From the entries below, list each line with "panel".

++++ Data listing

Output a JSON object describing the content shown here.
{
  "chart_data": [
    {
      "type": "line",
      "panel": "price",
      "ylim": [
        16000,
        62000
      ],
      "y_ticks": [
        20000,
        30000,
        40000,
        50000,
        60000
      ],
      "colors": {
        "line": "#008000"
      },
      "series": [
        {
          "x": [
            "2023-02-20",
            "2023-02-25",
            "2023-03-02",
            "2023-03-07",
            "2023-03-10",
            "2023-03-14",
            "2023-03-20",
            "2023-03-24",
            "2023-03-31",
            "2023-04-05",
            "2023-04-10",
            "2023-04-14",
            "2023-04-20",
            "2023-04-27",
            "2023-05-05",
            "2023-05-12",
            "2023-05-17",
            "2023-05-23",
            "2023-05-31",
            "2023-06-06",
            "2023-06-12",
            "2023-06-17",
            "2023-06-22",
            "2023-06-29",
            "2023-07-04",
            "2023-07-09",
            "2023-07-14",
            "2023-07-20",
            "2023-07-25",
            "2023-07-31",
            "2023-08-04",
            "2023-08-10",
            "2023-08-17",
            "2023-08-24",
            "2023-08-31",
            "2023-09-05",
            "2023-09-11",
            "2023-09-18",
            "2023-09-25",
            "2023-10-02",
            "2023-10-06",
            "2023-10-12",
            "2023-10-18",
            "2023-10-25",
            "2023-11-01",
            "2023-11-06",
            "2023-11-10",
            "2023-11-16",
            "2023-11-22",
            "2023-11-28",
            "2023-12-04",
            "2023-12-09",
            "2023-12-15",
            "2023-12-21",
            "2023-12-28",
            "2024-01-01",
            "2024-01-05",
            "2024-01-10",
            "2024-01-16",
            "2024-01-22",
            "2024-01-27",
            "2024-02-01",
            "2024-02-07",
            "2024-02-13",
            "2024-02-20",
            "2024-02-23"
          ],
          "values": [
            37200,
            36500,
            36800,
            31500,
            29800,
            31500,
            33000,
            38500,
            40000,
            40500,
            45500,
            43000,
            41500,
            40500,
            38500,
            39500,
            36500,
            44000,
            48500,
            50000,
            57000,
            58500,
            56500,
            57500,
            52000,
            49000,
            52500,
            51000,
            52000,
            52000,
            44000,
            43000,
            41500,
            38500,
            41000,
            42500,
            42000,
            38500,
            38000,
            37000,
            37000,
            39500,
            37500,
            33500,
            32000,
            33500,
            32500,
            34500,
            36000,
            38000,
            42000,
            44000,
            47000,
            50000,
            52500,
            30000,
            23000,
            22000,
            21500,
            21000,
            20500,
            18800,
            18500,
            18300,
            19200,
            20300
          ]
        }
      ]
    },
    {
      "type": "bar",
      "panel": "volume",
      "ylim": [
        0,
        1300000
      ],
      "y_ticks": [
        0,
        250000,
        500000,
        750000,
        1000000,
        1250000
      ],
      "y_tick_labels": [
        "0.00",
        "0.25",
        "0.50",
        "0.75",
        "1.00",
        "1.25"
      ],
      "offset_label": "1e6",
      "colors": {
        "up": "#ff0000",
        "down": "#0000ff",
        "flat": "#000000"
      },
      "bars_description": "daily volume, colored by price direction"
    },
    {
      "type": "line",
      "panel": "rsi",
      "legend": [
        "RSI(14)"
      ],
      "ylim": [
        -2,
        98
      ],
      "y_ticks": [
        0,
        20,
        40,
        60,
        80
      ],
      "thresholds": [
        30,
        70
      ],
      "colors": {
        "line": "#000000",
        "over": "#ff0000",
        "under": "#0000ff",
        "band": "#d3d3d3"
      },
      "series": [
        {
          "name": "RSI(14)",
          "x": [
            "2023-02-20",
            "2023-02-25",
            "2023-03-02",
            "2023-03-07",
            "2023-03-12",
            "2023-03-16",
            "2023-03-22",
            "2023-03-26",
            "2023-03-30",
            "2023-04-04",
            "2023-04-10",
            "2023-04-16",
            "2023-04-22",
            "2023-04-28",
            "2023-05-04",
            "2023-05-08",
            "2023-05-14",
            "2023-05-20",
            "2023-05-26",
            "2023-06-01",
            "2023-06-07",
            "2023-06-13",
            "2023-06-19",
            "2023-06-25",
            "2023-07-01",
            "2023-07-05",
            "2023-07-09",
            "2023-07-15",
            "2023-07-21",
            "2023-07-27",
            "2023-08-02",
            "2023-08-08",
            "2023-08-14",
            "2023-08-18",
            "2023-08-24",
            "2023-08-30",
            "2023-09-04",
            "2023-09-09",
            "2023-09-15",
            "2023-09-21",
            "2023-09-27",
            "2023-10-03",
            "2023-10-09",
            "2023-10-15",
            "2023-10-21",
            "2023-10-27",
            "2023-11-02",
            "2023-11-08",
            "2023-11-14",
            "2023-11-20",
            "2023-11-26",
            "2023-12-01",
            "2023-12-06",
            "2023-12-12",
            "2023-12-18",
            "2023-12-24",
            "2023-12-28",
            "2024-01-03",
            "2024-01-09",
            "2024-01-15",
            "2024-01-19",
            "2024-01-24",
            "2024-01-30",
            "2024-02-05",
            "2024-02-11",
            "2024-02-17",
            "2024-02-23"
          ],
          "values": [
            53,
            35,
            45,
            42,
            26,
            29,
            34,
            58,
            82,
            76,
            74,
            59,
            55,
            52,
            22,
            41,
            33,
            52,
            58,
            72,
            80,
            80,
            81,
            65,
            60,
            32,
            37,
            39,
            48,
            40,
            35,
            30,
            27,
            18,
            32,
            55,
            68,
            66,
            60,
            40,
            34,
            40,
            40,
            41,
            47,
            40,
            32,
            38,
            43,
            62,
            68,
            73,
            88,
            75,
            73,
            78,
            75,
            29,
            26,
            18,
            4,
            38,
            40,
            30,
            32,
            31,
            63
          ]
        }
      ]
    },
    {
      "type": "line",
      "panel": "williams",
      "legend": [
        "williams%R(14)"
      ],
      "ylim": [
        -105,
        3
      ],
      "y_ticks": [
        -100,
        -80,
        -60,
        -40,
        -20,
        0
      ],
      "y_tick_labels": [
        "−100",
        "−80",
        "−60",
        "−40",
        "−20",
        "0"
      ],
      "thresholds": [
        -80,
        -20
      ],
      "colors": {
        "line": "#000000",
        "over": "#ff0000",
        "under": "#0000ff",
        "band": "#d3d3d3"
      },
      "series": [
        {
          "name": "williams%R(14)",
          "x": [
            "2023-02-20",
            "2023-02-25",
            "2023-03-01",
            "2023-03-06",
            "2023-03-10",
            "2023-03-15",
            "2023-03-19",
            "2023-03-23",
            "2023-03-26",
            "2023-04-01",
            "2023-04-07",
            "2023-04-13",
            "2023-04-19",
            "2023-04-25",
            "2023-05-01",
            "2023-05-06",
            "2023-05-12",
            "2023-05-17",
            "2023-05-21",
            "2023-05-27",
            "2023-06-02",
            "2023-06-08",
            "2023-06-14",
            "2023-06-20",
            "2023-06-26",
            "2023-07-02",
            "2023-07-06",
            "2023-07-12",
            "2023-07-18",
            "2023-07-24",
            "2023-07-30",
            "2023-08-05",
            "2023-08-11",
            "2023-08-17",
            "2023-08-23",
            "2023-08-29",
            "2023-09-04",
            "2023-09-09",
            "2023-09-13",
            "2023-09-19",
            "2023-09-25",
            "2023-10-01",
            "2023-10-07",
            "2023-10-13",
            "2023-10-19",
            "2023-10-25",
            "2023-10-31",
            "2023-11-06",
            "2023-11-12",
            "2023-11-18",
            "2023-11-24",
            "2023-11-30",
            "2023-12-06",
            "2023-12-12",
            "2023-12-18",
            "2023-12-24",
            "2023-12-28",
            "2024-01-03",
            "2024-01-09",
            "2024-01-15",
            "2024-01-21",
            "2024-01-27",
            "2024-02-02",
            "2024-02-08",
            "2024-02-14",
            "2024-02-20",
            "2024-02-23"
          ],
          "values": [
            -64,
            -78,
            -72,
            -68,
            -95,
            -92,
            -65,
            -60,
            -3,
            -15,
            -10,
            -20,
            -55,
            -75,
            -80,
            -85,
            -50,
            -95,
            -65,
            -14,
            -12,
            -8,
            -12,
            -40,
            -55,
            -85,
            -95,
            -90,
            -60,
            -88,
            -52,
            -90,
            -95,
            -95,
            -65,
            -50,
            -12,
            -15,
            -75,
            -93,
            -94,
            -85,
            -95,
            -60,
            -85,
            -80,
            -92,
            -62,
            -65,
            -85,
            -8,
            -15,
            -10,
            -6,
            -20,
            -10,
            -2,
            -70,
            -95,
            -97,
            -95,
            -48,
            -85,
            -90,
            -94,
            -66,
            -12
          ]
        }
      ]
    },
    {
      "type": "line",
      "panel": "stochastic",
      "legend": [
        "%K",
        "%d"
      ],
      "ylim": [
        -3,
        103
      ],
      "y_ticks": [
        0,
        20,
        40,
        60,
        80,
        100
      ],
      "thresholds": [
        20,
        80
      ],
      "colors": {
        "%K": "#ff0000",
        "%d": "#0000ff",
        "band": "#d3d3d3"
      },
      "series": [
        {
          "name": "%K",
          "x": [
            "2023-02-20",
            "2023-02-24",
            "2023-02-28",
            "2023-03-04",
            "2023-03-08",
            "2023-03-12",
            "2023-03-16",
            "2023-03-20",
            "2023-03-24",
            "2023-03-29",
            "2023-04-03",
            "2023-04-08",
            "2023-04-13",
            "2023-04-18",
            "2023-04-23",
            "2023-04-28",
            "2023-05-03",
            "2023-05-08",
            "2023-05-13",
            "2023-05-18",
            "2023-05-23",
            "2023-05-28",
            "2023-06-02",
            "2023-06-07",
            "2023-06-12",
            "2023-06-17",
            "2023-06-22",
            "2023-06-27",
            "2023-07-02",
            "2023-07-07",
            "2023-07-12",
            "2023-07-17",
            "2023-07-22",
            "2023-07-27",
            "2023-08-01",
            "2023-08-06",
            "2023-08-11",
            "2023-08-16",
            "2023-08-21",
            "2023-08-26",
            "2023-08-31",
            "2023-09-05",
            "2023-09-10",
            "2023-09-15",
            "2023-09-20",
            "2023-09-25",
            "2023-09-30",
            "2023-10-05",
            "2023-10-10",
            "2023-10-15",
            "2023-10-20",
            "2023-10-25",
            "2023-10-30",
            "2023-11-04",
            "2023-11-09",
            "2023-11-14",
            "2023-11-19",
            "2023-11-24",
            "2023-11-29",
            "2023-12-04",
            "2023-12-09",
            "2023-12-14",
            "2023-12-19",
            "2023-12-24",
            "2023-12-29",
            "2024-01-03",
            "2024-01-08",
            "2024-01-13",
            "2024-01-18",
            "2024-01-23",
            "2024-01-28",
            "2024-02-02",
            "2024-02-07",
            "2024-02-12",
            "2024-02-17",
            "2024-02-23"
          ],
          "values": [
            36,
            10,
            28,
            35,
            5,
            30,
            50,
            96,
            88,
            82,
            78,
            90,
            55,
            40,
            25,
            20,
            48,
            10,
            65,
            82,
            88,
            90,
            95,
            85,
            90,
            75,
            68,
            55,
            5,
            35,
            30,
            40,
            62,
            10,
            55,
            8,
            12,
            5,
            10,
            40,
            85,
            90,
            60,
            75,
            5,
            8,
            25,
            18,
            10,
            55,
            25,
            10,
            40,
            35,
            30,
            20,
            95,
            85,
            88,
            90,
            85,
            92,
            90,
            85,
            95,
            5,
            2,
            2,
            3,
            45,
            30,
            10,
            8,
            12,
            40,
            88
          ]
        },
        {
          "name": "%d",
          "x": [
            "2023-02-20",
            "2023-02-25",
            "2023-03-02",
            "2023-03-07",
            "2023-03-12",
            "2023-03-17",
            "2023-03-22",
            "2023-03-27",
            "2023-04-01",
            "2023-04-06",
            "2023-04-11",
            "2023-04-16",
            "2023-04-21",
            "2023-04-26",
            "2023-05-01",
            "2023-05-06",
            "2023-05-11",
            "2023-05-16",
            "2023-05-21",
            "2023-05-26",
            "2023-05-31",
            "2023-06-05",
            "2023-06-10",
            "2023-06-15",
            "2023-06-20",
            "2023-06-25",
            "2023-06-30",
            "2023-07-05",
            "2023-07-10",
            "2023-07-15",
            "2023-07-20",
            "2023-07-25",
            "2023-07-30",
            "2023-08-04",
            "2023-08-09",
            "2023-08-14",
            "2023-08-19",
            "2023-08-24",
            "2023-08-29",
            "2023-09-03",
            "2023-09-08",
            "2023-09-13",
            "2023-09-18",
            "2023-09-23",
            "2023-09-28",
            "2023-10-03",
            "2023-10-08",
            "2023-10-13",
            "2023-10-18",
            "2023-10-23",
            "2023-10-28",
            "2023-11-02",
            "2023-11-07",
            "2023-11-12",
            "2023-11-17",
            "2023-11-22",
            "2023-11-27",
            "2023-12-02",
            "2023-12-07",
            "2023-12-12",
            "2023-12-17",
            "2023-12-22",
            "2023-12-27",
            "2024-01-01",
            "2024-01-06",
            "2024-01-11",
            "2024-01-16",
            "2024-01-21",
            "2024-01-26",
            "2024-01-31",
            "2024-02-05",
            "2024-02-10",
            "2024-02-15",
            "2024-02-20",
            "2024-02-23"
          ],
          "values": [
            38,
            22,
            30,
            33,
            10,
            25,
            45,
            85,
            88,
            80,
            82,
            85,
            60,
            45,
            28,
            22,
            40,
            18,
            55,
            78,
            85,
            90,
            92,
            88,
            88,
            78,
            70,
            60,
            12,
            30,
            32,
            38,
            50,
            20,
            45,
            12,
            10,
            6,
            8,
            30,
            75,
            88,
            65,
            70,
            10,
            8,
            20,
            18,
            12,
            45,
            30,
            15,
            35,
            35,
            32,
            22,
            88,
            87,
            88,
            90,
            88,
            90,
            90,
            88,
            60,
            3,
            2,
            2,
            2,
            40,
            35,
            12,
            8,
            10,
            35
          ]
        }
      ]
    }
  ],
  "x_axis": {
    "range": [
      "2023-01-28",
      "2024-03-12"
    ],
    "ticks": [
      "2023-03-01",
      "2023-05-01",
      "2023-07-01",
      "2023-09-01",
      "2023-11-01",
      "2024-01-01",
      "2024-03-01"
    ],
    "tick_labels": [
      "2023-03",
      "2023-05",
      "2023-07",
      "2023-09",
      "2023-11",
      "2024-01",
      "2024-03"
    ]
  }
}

++++++++

Response:
      "panel": "price",
      "panel": "volume",
      "panel": "rsi",
      "panel": "williams",
      "panel": "stochastic",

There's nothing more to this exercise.